__OBJECTIFS__
- A) D'après le texte sur l'engagement politique des croyants en RD Congo, à quelle date la prochaine marche est-elle prévue ?
- B) Poursuivez le texte sur l'engagement politique des croyants en RD Congo après sa dernière phrase.

__TEXTE SOURCE__
----
Catholiques, protestants, kimbanguistes, salutistes, musulmans, évangélistes … interpellés au courage politique !

Mercredi 9 décembre 2015 - 11:35

« Aux chrétiens de notre pays, spécialement aux laïcs catholiques, nous demandons de prendre conscience de la nécessité de leur participation active à la prise des décisions qui ont un impact sur la marche de la vie collective. Soyez-y présents en tant que chrétiens et apportez-y la lumière du Christ. N’attendez pas la permission des Evêques pour vous engager dans la politique et ne leur demandez pas de le faire à votre place. C’est bien là le domaine de votre sanctification. »

C’est en ces termes que s’expriment les évêques de la République Démocratique du Congo à la fin de leur assemblée plénière ordinaire du 15 juillet 2000. En les paraphrasant, aujourd’hui, en ce moment où nous aspirons tous à un œcuménisme de prière et d’actions, bâtisseur de la terre promise RD Congo, on obtient la recommandation suivante :

«Aux croyants de notre pays, spécialement aux laïcs catholiques, protestants, kimbanguistes, musulmans, salutistes, évangélistes, nous demandons de prendre conscience de la nécessité de leur participation active à la prise des décisions qui ont un impact sur la marche de la vie collective. Soyez-y présents en tant que croyants et apportez-y la lumière du Christ et de Mohamed. N’attendez pas la permission des Evêques, prêtres ni pasteurs pour vous engager dans la politique et ne leur demandez pas de le faire à votre place. C’est bien là le domaine de votre sanctification. »

Sans équivoque, à travers les déclarations des évêques catholiques, les Pères de nos églises, toutes confessions religieuses confondues, invitent les laïcs à s’engager davantage et sans surtout attendre leur autorisation ni sans doute celle d’autres autorités ecclésiales.

Pour tous ceux qui connaissent l’église catholique du Congo, ce texte est sans doute une première encourageante dans la lutte des laïcs pour un engagement politique responsable. En effet, cette déclaration met fin aux conflits inutiles qu’engendrait l’engagement politique des croyants de qui, avant toute action, les autorités ecclésiales attendent une information qui souvent rime avec autorisation !

S’il est vrai que cette déclaration inaugure une ère nouvelle dans la responsabilisation politique des croyants, elle exige aussi un appui sans ambigüité de la part des autorités de nos églises. En effet, s’il est vrai que la politique est le domaine de sanctification des laïcs, le politique n’est pas moins le domaine de sanctification de tout humain, laïc comme homme d’église, prêtre, pasteur comme évêque, religieux comme religieuse.

C’est sans doute ce qui explique la récente position des évêques catholiques. Sans ambages, face à la situation inquiétante et préoccupante d’avant les élections de novembre 2016, les évêques appellent à la mobilisation générale de tous les croyants, hommes et femmes de bonne volonté. Comme hier, rendez-vous est pris pour le 16 février 2016, date qui, enfin, entre dans la mémoire officielle de l’Eglise catholique et du peuple de Dieu : la prochaine marche se déroulera « à l’occasion de l’ouverture de l’année jubilaire de la marche historique du 16 février 1992 » !
----
__DONNÉES__
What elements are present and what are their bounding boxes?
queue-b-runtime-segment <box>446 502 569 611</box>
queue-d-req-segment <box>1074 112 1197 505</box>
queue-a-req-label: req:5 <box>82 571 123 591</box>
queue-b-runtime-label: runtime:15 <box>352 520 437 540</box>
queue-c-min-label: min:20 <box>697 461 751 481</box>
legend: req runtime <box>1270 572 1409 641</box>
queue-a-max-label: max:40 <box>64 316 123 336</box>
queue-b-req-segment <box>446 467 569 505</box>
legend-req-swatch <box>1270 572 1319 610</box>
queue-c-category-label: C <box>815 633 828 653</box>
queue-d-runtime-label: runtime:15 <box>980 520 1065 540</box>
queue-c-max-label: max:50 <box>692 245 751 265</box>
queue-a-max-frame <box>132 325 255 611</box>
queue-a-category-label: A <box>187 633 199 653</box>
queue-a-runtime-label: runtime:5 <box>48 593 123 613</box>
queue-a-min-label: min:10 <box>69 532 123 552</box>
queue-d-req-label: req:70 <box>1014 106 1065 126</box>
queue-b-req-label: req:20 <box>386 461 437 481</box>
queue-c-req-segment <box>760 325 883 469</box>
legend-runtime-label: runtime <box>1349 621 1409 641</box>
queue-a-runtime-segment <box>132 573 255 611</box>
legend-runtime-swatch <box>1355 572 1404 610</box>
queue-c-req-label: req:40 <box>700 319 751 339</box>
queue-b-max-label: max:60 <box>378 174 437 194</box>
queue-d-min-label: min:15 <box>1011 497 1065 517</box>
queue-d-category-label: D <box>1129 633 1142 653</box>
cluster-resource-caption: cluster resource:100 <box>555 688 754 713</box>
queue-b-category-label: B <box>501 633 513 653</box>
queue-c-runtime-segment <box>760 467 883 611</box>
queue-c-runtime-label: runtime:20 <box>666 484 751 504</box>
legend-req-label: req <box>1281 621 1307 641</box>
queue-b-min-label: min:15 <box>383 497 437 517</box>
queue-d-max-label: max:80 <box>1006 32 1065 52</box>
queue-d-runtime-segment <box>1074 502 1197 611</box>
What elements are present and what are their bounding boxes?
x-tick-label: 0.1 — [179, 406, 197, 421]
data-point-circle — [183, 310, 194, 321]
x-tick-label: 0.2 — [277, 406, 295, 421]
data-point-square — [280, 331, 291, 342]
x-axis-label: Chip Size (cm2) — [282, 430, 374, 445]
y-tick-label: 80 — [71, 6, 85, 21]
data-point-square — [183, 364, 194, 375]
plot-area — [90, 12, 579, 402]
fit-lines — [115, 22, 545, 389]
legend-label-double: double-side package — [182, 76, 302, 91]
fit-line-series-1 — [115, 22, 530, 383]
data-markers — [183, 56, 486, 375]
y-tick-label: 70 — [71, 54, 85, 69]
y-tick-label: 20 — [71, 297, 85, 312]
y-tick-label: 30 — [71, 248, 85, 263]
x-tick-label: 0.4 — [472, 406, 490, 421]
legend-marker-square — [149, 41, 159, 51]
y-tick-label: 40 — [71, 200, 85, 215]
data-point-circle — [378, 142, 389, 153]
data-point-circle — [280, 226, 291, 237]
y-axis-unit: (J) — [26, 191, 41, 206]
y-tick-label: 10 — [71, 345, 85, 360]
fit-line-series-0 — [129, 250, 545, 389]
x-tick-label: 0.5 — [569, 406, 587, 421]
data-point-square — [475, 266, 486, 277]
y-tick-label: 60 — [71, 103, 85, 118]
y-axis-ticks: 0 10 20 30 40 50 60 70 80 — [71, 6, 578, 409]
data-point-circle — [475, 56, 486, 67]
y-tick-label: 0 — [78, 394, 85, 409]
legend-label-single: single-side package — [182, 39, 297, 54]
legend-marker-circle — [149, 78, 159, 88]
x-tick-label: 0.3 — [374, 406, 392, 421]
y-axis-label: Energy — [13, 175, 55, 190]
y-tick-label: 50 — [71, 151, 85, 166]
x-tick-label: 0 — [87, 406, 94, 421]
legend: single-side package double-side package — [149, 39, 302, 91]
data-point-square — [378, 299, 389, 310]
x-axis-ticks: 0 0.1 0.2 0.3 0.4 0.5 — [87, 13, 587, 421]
----
__RÉPONSES AUX TÂCHES__
- A) Le 16 février 2016.

- B)
Les conséquences d’une déclaration

Pour les laïcs

La grande question qui se pose actuellement est celle de savoir à quel laïc l’église catholique s’adresse-t-elle. Il ne s’agit certainement pas du laïc béni-oui-oui qui ne vit et n’existe que par sa soumission aux officiels de l’église et qui, à force de demander des autorisations avant d’agir au nom de sa foi, a perdu toute audace Christique, c’est-à-dire, celle qui conduit non pas au bas de la croix, mais bien sur la croix. Il ne s’agit pas du laïc rendu muet par les petits avantages sociaux qui consolident son être de croyant et le transforme en éternel enfant quémandeur de faveurs.  Il ne s’agit pas de ce le laïc qui, en plus de son baptême, attend la bénédiction du Père pour agir politiquement ; ni de celui qui avale les graines de chapelet comme solution miracle au problème que pose son engagement pour la cité et avec la cité.

Il est plus qu’évident que nos églises en appellent, désormais, à un autre type de laïc pour faire vivre la recommandation des Pères de nos églises. Qu’on ne s’y trompe pas ! Ce nouveau laïc existe, forgé par les sacrifices, la souffrance, la misère, dans les familles des croyants, chrétiens et musulmans ; des familles où il a appris à dire non en offrant des alternatives porteuses de changements. Ce nouveau laïc grandit, à la base,  dans les Cellules, « masanga », Cellules Ecclésiales Vivantes de Base (CEVB) où il fait, au quotidien, l’apprentissage de la volonté du Père qui s’accomplit sans que la sienne ne le soit. Ce nouveau laïc se réveille dans nos paroisses, temples et autres mosquées où il fait la connaissance de la force de l’action politique communautaire non violente des baptisés. Ce nouveau laïc va, à coup sûr, avec patience et persévérance, couper le cordon ombilical qui le relie au père dans le respect de ce dernier et pour le bien de toutes nos églises et de toute sa société.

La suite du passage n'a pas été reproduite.